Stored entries
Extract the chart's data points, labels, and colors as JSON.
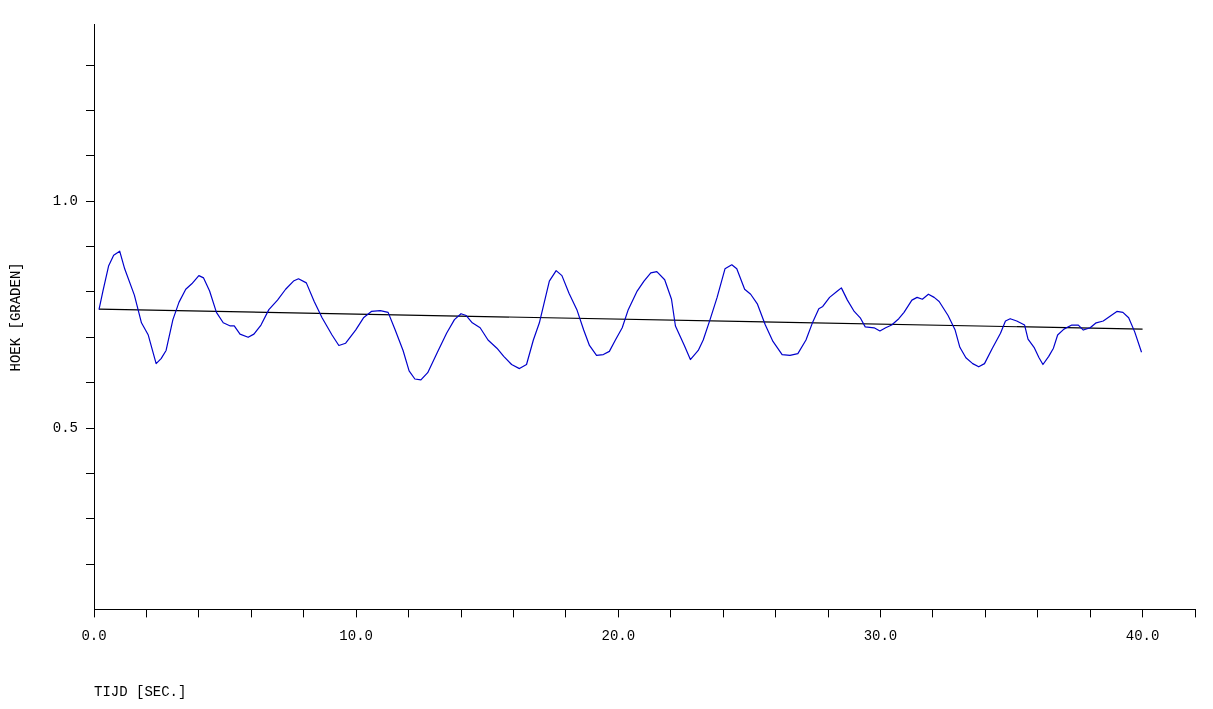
{
  "chart_data": {
    "type": "line",
    "xlabel": "TIJD [SEC.]",
    "ylabel": "HOEK [GRADEN]",
    "xlim": [
      0,
      42
    ],
    "ylim": [
      0.1,
      1.39
    ],
    "xticks": [
      {
        "value": 0,
        "label": "0.0"
      },
      {
        "value": 2,
        "label": null
      },
      {
        "value": 4,
        "label": null
      },
      {
        "value": 6,
        "label": null
      },
      {
        "value": 8,
        "label": null
      },
      {
        "value": 10,
        "label": "10.0"
      },
      {
        "value": 12,
        "label": null
      },
      {
        "value": 14,
        "label": null
      },
      {
        "value": 16,
        "label": null
      },
      {
        "value": 18,
        "label": null
      },
      {
        "value": 20,
        "label": "20.0"
      },
      {
        "value": 22,
        "label": null
      },
      {
        "value": 24,
        "label": null
      },
      {
        "value": 26,
        "label": null
      },
      {
        "value": 28,
        "label": null
      },
      {
        "value": 30,
        "label": "30.0"
      },
      {
        "value": 32,
        "label": null
      },
      {
        "value": 34,
        "label": null
      },
      {
        "value": 36,
        "label": null
      },
      {
        "value": 38,
        "label": null
      },
      {
        "value": 40,
        "label": "40.0"
      },
      {
        "value": 42,
        "label": null
      }
    ],
    "yticks": [
      {
        "value": 0.2,
        "label": null
      },
      {
        "value": 0.3,
        "label": null
      },
      {
        "value": 0.4,
        "label": null
      },
      {
        "value": 0.5,
        "label": "0.5"
      },
      {
        "value": 0.6,
        "label": null
      },
      {
        "value": 0.7,
        "label": null
      },
      {
        "value": 0.8,
        "label": null
      },
      {
        "value": 0.9,
        "label": null
      },
      {
        "value": 1.0,
        "label": "1.0"
      },
      {
        "value": 1.1,
        "label": null
      },
      {
        "value": 1.2,
        "label": null
      },
      {
        "value": 1.3,
        "label": null
      }
    ],
    "grid": false,
    "legend": false,
    "marker": "none",
    "line_style": "solid",
    "series": [
      {
        "color": "#0000cc",
        "x": [
          0.19,
          0.34,
          0.56,
          0.75,
          0.98,
          1.17,
          1.54,
          1.81,
          2.07,
          2.37,
          2.56,
          2.75,
          3.01,
          3.24,
          3.5,
          3.73,
          4.0,
          4.18,
          4.41,
          4.67,
          4.93,
          5.2,
          5.35,
          5.57,
          5.88,
          6.1,
          6.37,
          6.67,
          7.0,
          7.31,
          7.61,
          7.8,
          8.1,
          8.4,
          8.7,
          9.08,
          9.34,
          9.6,
          9.98,
          10.28,
          10.58,
          10.92,
          11.22,
          11.49,
          11.79,
          12.02,
          12.24,
          12.47,
          12.73,
          13.1,
          13.45,
          13.75,
          14.0,
          14.2,
          14.43,
          14.73,
          15.03,
          15.37,
          15.63,
          15.93,
          16.23,
          16.5,
          16.76,
          16.99,
          17.37,
          17.63,
          17.85,
          18.12,
          18.42,
          18.68,
          18.9,
          19.17,
          19.43,
          19.66,
          19.89,
          20.15,
          20.38,
          20.72,
          20.98,
          21.24,
          21.47,
          21.77,
          22.03,
          22.18,
          22.52,
          22.75,
          23.05,
          23.24,
          23.5,
          23.77,
          24.07,
          24.33,
          24.52,
          24.82,
          25.05,
          25.31,
          25.61,
          25.9,
          26.25,
          26.55,
          26.85,
          27.16,
          27.42,
          27.65,
          27.8,
          28.06,
          28.36,
          28.51,
          28.74,
          29.0,
          29.23,
          29.42,
          29.76,
          29.98,
          30.2,
          30.43,
          30.7,
          30.9,
          31.2,
          31.4,
          31.6,
          31.83,
          32.05,
          32.24,
          32.58,
          32.85,
          33.03,
          33.26,
          33.52,
          33.75,
          33.97,
          34.27,
          34.58,
          34.77,
          34.95,
          35.2,
          35.5,
          35.63,
          35.86,
          36.05,
          36.2,
          36.42,
          36.6,
          36.76,
          37.0,
          37.3,
          37.55,
          37.74,
          38.0,
          38.23,
          38.5,
          38.8,
          39.02,
          39.25,
          39.47,
          39.7,
          39.96
        ],
        "values": [
          0.761,
          0.802,
          0.858,
          0.881,
          0.89,
          0.851,
          0.793,
          0.732,
          0.705,
          0.642,
          0.653,
          0.671,
          0.739,
          0.777,
          0.806,
          0.818,
          0.836,
          0.831,
          0.802,
          0.755,
          0.732,
          0.725,
          0.725,
          0.707,
          0.7,
          0.707,
          0.727,
          0.761,
          0.782,
          0.806,
          0.824,
          0.829,
          0.82,
          0.779,
          0.743,
          0.705,
          0.682,
          0.687,
          0.716,
          0.743,
          0.757,
          0.759,
          0.755,
          0.716,
          0.671,
          0.626,
          0.608,
          0.606,
          0.622,
          0.667,
          0.709,
          0.739,
          0.752,
          0.748,
          0.732,
          0.721,
          0.694,
          0.676,
          0.658,
          0.64,
          0.631,
          0.64,
          0.694,
          0.732,
          0.824,
          0.847,
          0.836,
          0.797,
          0.761,
          0.716,
          0.682,
          0.66,
          0.662,
          0.669,
          0.694,
          0.721,
          0.761,
          0.802,
          0.824,
          0.842,
          0.845,
          0.827,
          0.784,
          0.725,
          0.682,
          0.651,
          0.671,
          0.694,
          0.739,
          0.788,
          0.851,
          0.86,
          0.851,
          0.806,
          0.795,
          0.773,
          0.727,
          0.691,
          0.662,
          0.66,
          0.664,
          0.694,
          0.734,
          0.763,
          0.768,
          0.788,
          0.802,
          0.809,
          0.782,
          0.757,
          0.743,
          0.723,
          0.721,
          0.714,
          0.721,
          0.727,
          0.741,
          0.755,
          0.782,
          0.788,
          0.784,
          0.795,
          0.788,
          0.779,
          0.748,
          0.716,
          0.678,
          0.655,
          0.642,
          0.635,
          0.642,
          0.676,
          0.709,
          0.736,
          0.741,
          0.736,
          0.727,
          0.696,
          0.678,
          0.655,
          0.64,
          0.658,
          0.676,
          0.705,
          0.718,
          0.727,
          0.727,
          0.716,
          0.721,
          0.732,
          0.736,
          0.748,
          0.757,
          0.755,
          0.743,
          0.712,
          0.667
        ]
      },
      {
        "color": "#000000",
        "x": [
          0.19,
          40.0
        ],
        "values": [
          0.762,
          0.718
        ]
      }
    ]
  }
}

Task instructions: Return all of the data exactly as written, and drop the pictures.

Written solution:
Extract the chart's data points, labels, and colors as JSON.
{
  "chart_data": {
    "type": "line",
    "xlabel": "TIJD [SEC.]",
    "ylabel": "HOEK [GRADEN]",
    "xlim": [
      0,
      42
    ],
    "ylim": [
      0.1,
      1.39
    ],
    "xticks": [
      {
        "value": 0,
        "label": "0.0"
      },
      {
        "value": 2,
        "label": null
      },
      {
        "value": 4,
        "label": null
      },
      {
        "value": 6,
        "label": null
      },
      {
        "value": 8,
        "label": null
      },
      {
        "value": 10,
        "label": "10.0"
      },
      {
        "value": 12,
        "label": null
      },
      {
        "value": 14,
        "label": null
      },
      {
        "value": 16,
        "label": null
      },
      {
        "value": 18,
        "label": null
      },
      {
        "value": 20,
        "label": "20.0"
      },
      {
        "value": 22,
        "label": null
      },
      {
        "value": 24,
        "label": null
      },
      {
        "value": 26,
        "label": null
      },
      {
        "value": 28,
        "label": null
      },
      {
        "value": 30,
        "label": "30.0"
      },
      {
        "value": 32,
        "label": null
      },
      {
        "value": 34,
        "label": null
      },
      {
        "value": 36,
        "label": null
      },
      {
        "value": 38,
        "label": null
      },
      {
        "value": 40,
        "label": "40.0"
      },
      {
        "value": 42,
        "label": null
      }
    ],
    "yticks": [
      {
        "value": 0.2,
        "label": null
      },
      {
        "value": 0.3,
        "label": null
      },
      {
        "value": 0.4,
        "label": null
      },
      {
        "value": 0.5,
        "label": "0.5"
      },
      {
        "value": 0.6,
        "label": null
      },
      {
        "value": 0.7,
        "label": null
      },
      {
        "value": 0.8,
        "label": null
      },
      {
        "value": 0.9,
        "label": null
      },
      {
        "value": 1.0,
        "label": "1.0"
      },
      {
        "value": 1.1,
        "label": null
      },
      {
        "value": 1.2,
        "label": null
      },
      {
        "value": 1.3,
        "label": null
      }
    ],
    "grid": false,
    "legend": false,
    "marker": "none",
    "line_style": "solid",
    "series": [
      {
        "color": "#0000cc",
        "x": [
          0.19,
          0.34,
          0.56,
          0.75,
          0.98,
          1.17,
          1.54,
          1.81,
          2.07,
          2.37,
          2.56,
          2.75,
          3.01,
          3.24,
          3.5,
          3.73,
          4.0,
          4.18,
          4.41,
          4.67,
          4.93,
          5.2,
          5.35,
          5.57,
          5.88,
          6.1,
          6.37,
          6.67,
          7.0,
          7.31,
          7.61,
          7.8,
          8.1,
          8.4,
          8.7,
          9.08,
          9.34,
          9.6,
          9.98,
          10.28,
          10.58,
          10.92,
          11.22,
          11.49,
          11.79,
          12.02,
          12.24,
          12.47,
          12.73,
          13.1,
          13.45,
          13.75,
          14.0,
          14.2,
          14.43,
          14.73,
          15.03,
          15.37,
          15.63,
          15.93,
          16.23,
          16.5,
          16.76,
          16.99,
          17.37,
          17.63,
          17.85,
          18.12,
          18.42,
          18.68,
          18.9,
          19.17,
          19.43,
          19.66,
          19.89,
          20.15,
          20.38,
          20.72,
          20.98,
          21.24,
          21.47,
          21.77,
          22.03,
          22.18,
          22.52,
          22.75,
          23.05,
          23.24,
          23.5,
          23.77,
          24.07,
          24.33,
          24.52,
          24.82,
          25.05,
          25.31,
          25.61,
          25.9,
          26.25,
          26.55,
          26.85,
          27.16,
          27.42,
          27.65,
          27.8,
          28.06,
          28.36,
          28.51,
          28.74,
          29.0,
          29.23,
          29.42,
          29.76,
          29.98,
          30.2,
          30.43,
          30.7,
          30.9,
          31.2,
          31.4,
          31.6,
          31.83,
          32.05,
          32.24,
          32.58,
          32.85,
          33.03,
          33.26,
          33.52,
          33.75,
          33.97,
          34.27,
          34.58,
          34.77,
          34.95,
          35.2,
          35.5,
          35.63,
          35.86,
          36.05,
          36.2,
          36.42,
          36.6,
          36.76,
          37.0,
          37.3,
          37.55,
          37.74,
          38.0,
          38.23,
          38.5,
          38.8,
          39.02,
          39.25,
          39.47,
          39.7,
          39.96
        ],
        "values": [
          0.761,
          0.802,
          0.858,
          0.881,
          0.89,
          0.851,
          0.793,
          0.732,
          0.705,
          0.642,
          0.653,
          0.671,
          0.739,
          0.777,
          0.806,
          0.818,
          0.836,
          0.831,
          0.802,
          0.755,
          0.732,
          0.725,
          0.725,
          0.707,
          0.7,
          0.707,
          0.727,
          0.761,
          0.782,
          0.806,
          0.824,
          0.829,
          0.82,
          0.779,
          0.743,
          0.705,
          0.682,
          0.687,
          0.716,
          0.743,
          0.757,
          0.759,
          0.755,
          0.716,
          0.671,
          0.626,
          0.608,
          0.606,
          0.622,
          0.667,
          0.709,
          0.739,
          0.752,
          0.748,
          0.732,
          0.721,
          0.694,
          0.676,
          0.658,
          0.64,
          0.631,
          0.64,
          0.694,
          0.732,
          0.824,
          0.847,
          0.836,
          0.797,
          0.761,
          0.716,
          0.682,
          0.66,
          0.662,
          0.669,
          0.694,
          0.721,
          0.761,
          0.802,
          0.824,
          0.842,
          0.845,
          0.827,
          0.784,
          0.725,
          0.682,
          0.651,
          0.671,
          0.694,
          0.739,
          0.788,
          0.851,
          0.86,
          0.851,
          0.806,
          0.795,
          0.773,
          0.727,
          0.691,
          0.662,
          0.66,
          0.664,
          0.694,
          0.734,
          0.763,
          0.768,
          0.788,
          0.802,
          0.809,
          0.782,
          0.757,
          0.743,
          0.723,
          0.721,
          0.714,
          0.721,
          0.727,
          0.741,
          0.755,
          0.782,
          0.788,
          0.784,
          0.795,
          0.788,
          0.779,
          0.748,
          0.716,
          0.678,
          0.655,
          0.642,
          0.635,
          0.642,
          0.676,
          0.709,
          0.736,
          0.741,
          0.736,
          0.727,
          0.696,
          0.678,
          0.655,
          0.64,
          0.658,
          0.676,
          0.705,
          0.718,
          0.727,
          0.727,
          0.716,
          0.721,
          0.732,
          0.736,
          0.748,
          0.757,
          0.755,
          0.743,
          0.712,
          0.667
        ]
      },
      {
        "color": "#000000",
        "x": [
          0.19,
          40.0
        ],
        "values": [
          0.762,
          0.718
        ]
      }
    ]
  }
}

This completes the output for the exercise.